### Exercise requirements
Keep only the lines of the listing that include the word "this", and copy them.

[Chart and figure data]
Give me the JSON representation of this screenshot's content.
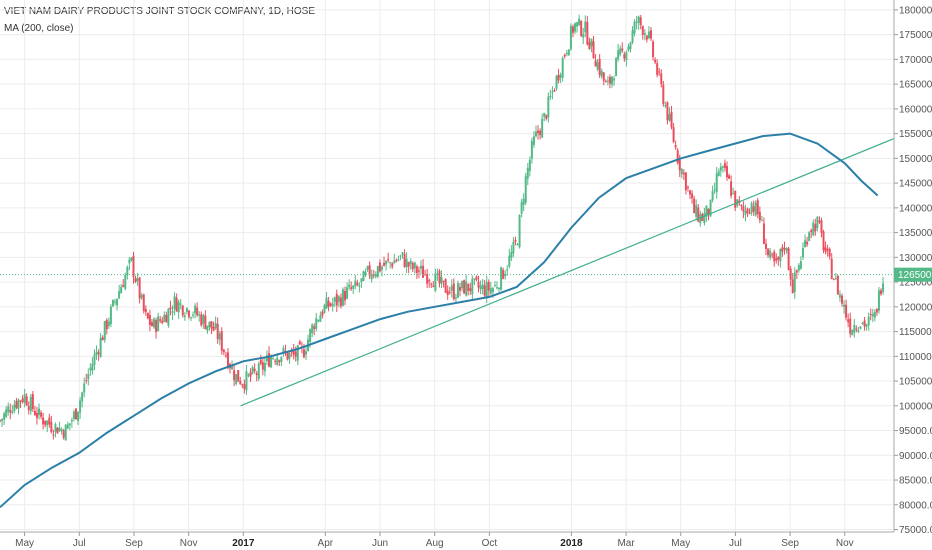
{
  "header": {
    "title": "VIET NAM DAIRY PRODUCTS JOINT STOCK COMPANY, 1D, HOSE",
    "indicator": "MA (200, close)"
  },
  "colors": {
    "up": "#53b987",
    "down": "#eb4d5c",
    "ma": "#2b7fa8",
    "trendline": "#3fae8c",
    "price_line": "#53b987",
    "grid": "#ececec"
  },
  "chart_data": {
    "type": "candlestick",
    "title": "VIET NAM DAIRY PRODUCTS JOINT STOCK COMPANY, 1D, HOSE",
    "y_ticks": [
      75000,
      80000,
      85000,
      90000,
      95000,
      100000,
      105000,
      110000,
      115000,
      120000,
      125000,
      130000,
      135000,
      140000,
      145000,
      150000,
      155000,
      160000,
      165000,
      170000,
      175000,
      180000
    ],
    "ylim": [
      74500,
      182000
    ],
    "x_ticks": [
      {
        "label": "May",
        "t": 1,
        "bold": false
      },
      {
        "label": "Jul",
        "t": 3,
        "bold": false
      },
      {
        "label": "Sep",
        "t": 5,
        "bold": false
      },
      {
        "label": "Nov",
        "t": 7,
        "bold": false
      },
      {
        "label": "2017",
        "t": 9,
        "bold": true
      },
      {
        "label": "Apr",
        "t": 12,
        "bold": false
      },
      {
        "label": "Jun",
        "t": 14,
        "bold": false
      },
      {
        "label": "Aug",
        "t": 16,
        "bold": false
      },
      {
        "label": "Oct",
        "t": 18,
        "bold": false
      },
      {
        "label": "2018",
        "t": 21,
        "bold": true
      },
      {
        "label": "Mar",
        "t": 23,
        "bold": false
      },
      {
        "label": "May",
        "t": 25,
        "bold": false
      },
      {
        "label": "Jul",
        "t": 27,
        "bold": false
      },
      {
        "label": "Sep",
        "t": 29,
        "bold": false
      },
      {
        "label": "Nov",
        "t": 31,
        "bold": false
      }
    ],
    "xlim": [
      0.1,
      32.8
    ],
    "last_price": 126500,
    "last_price_label": "126500.0",
    "close_path": [
      [
        0.1,
        97000
      ],
      [
        0.5,
        100000
      ],
      [
        1.0,
        102000
      ],
      [
        1.5,
        98000
      ],
      [
        2.0,
        96000
      ],
      [
        2.5,
        95000
      ],
      [
        2.9,
        99000
      ],
      [
        3.3,
        106000
      ],
      [
        3.7,
        112000
      ],
      [
        4.1,
        118000
      ],
      [
        4.5,
        124000
      ],
      [
        4.9,
        129000
      ],
      [
        5.1,
        125000
      ],
      [
        5.4,
        118000
      ],
      [
        5.7,
        116000
      ],
      [
        6.1,
        118000
      ],
      [
        6.5,
        121000
      ],
      [
        6.8,
        120000
      ],
      [
        7.2,
        119000
      ],
      [
        7.6,
        117000
      ],
      [
        8.0,
        115000
      ],
      [
        8.4,
        110000
      ],
      [
        8.7,
        106000
      ],
      [
        9.0,
        105000
      ],
      [
        9.3,
        106000
      ],
      [
        9.6,
        107000
      ],
      [
        10.0,
        110000
      ],
      [
        10.4,
        110500
      ],
      [
        10.8,
        110000
      ],
      [
        11.2,
        111000
      ],
      [
        11.6,
        117000
      ],
      [
        12.0,
        120000
      ],
      [
        12.4,
        121000
      ],
      [
        12.8,
        123000
      ],
      [
        13.2,
        124000
      ],
      [
        13.6,
        127000
      ],
      [
        14.0,
        128000
      ],
      [
        14.4,
        129000
      ],
      [
        14.8,
        130000
      ],
      [
        15.1,
        128000
      ],
      [
        15.5,
        127000
      ],
      [
        15.9,
        126000
      ],
      [
        16.3,
        124000
      ],
      [
        16.7,
        123000
      ],
      [
        17.1,
        124000
      ],
      [
        17.5,
        124000
      ],
      [
        17.9,
        123500
      ],
      [
        18.2,
        124000
      ],
      [
        18.6,
        128000
      ],
      [
        19.0,
        133000
      ],
      [
        19.3,
        145000
      ],
      [
        19.6,
        153000
      ],
      [
        20.0,
        158000
      ],
      [
        20.4,
        165000
      ],
      [
        20.8,
        172000
      ],
      [
        21.1,
        177000
      ],
      [
        21.5,
        176000
      ],
      [
        21.9,
        170000
      ],
      [
        22.3,
        164000
      ],
      [
        22.7,
        170000
      ],
      [
        23.1,
        173000
      ],
      [
        23.4,
        178000
      ],
      [
        23.8,
        175000
      ],
      [
        24.2,
        166000
      ],
      [
        24.6,
        157000
      ],
      [
        24.9,
        150000
      ],
      [
        25.2,
        145000
      ],
      [
        25.5,
        139000
      ],
      [
        25.8,
        138000
      ],
      [
        26.1,
        140000
      ],
      [
        26.4,
        148000
      ],
      [
        26.7,
        146000
      ],
      [
        27.0,
        141000
      ],
      [
        27.3,
        139000
      ],
      [
        27.6,
        141000
      ],
      [
        27.9,
        138000
      ],
      [
        28.2,
        130000
      ],
      [
        28.5,
        128000
      ],
      [
        28.8,
        133000
      ],
      [
        29.1,
        124000
      ],
      [
        29.4,
        130000
      ],
      [
        29.7,
        136000
      ],
      [
        30.0,
        137000
      ],
      [
        30.3,
        131000
      ],
      [
        30.6,
        126000
      ],
      [
        30.9,
        121000
      ],
      [
        31.2,
        116000
      ],
      [
        31.5,
        117000
      ],
      [
        31.8,
        116500
      ],
      [
        32.1,
        118000
      ],
      [
        32.4,
        126500
      ]
    ],
    "ma_200": [
      [
        0.1,
        79500
      ],
      [
        1.0,
        84000
      ],
      [
        2.0,
        87500
      ],
      [
        3.0,
        90500
      ],
      [
        4.0,
        94500
      ],
      [
        5.0,
        98000
      ],
      [
        6.0,
        101500
      ],
      [
        7.0,
        104500
      ],
      [
        8.0,
        107000
      ],
      [
        9.0,
        109000
      ],
      [
        10.0,
        110000
      ],
      [
        11.0,
        111500
      ],
      [
        12.0,
        113500
      ],
      [
        13.0,
        115500
      ],
      [
        14.0,
        117500
      ],
      [
        15.0,
        119000
      ],
      [
        16.0,
        120000
      ],
      [
        17.0,
        121000
      ],
      [
        18.0,
        122000
      ],
      [
        19.0,
        124000
      ],
      [
        20.0,
        129000
      ],
      [
        21.0,
        136000
      ],
      [
        22.0,
        142000
      ],
      [
        23.0,
        146000
      ],
      [
        24.0,
        148000
      ],
      [
        25.0,
        150000
      ],
      [
        26.0,
        151500
      ],
      [
        27.0,
        153000
      ],
      [
        28.0,
        154500
      ],
      [
        29.0,
        155000
      ],
      [
        30.0,
        153000
      ],
      [
        31.0,
        149000
      ],
      [
        31.6,
        145500
      ],
      [
        32.2,
        142500
      ]
    ],
    "trendline": [
      [
        8.9,
        100000
      ],
      [
        32.8,
        154000
      ]
    ]
  }
}
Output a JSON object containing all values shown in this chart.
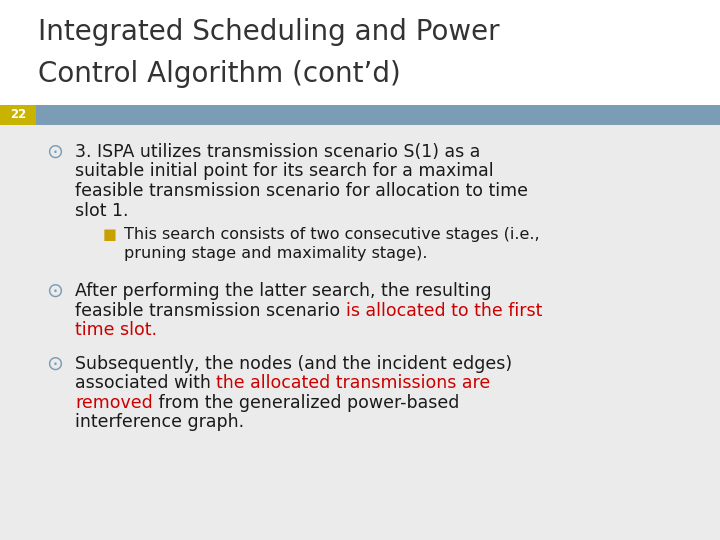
{
  "title_line1": "Integrated Scheduling and Power",
  "title_line2": "Control Algorithm (cont’d)",
  "slide_number": "22",
  "slide_number_bg": "#C8B400",
  "header_bar_color": "#7A9DB5",
  "background_color": "#EBEBEB",
  "title_bg_color": "#FFFFFF",
  "title_color": "#333333",
  "title_fontsize": 20,
  "body_color": "#1A1A1A",
  "body_fontsize": 12.5,
  "sub_fontsize": 11.5,
  "red_color": "#CC0000",
  "bullet_color": "#7A9DB5",
  "sub_bullet_color": "#C8A000"
}
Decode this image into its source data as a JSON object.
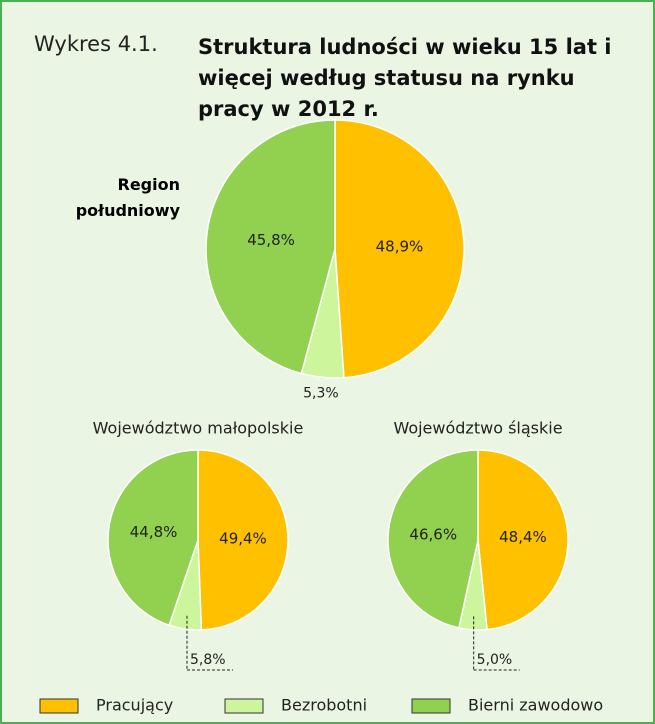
{
  "figure_label": "Wykres 4.1.",
  "title": "Struktura ludności w wieku 15 lat i więcej według statusu na rynku pracy w 2012 r.",
  "chart_data": [
    {
      "type": "pie",
      "title": "Region południowy",
      "categories": [
        "Pracujący",
        "Bezrobotni",
        "Bierni zawodowo"
      ],
      "values": [
        48.9,
        5.3,
        45.8
      ],
      "value_labels": [
        "48,9%",
        "5,3%",
        "45,8%"
      ],
      "colors": [
        "#ffc000",
        "#ccf59c",
        "#92d050"
      ]
    },
    {
      "type": "pie",
      "title": "Województwo małopolskie",
      "categories": [
        "Pracujący",
        "Bezrobotni",
        "Bierni zawodowo"
      ],
      "values": [
        49.4,
        5.8,
        44.8
      ],
      "value_labels": [
        "49,4%",
        "5,8%",
        "44,8%"
      ],
      "colors": [
        "#ffc000",
        "#ccf59c",
        "#92d050"
      ]
    },
    {
      "type": "pie",
      "title": "Województwo śląskie",
      "categories": [
        "Pracujący",
        "Bezrobotni",
        "Bierni zawodowo"
      ],
      "values": [
        48.4,
        5.0,
        46.6
      ],
      "value_labels": [
        "48,4%",
        "5,0%",
        "46,6%"
      ],
      "colors": [
        "#ffc000",
        "#ccf59c",
        "#92d050"
      ]
    }
  ]
}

### Reply to the exercise
Give me the JSON representation of this screenshot's content.
Output a JSON object containing all values shown in this chart.
Decode this image into its source data as a JSON object.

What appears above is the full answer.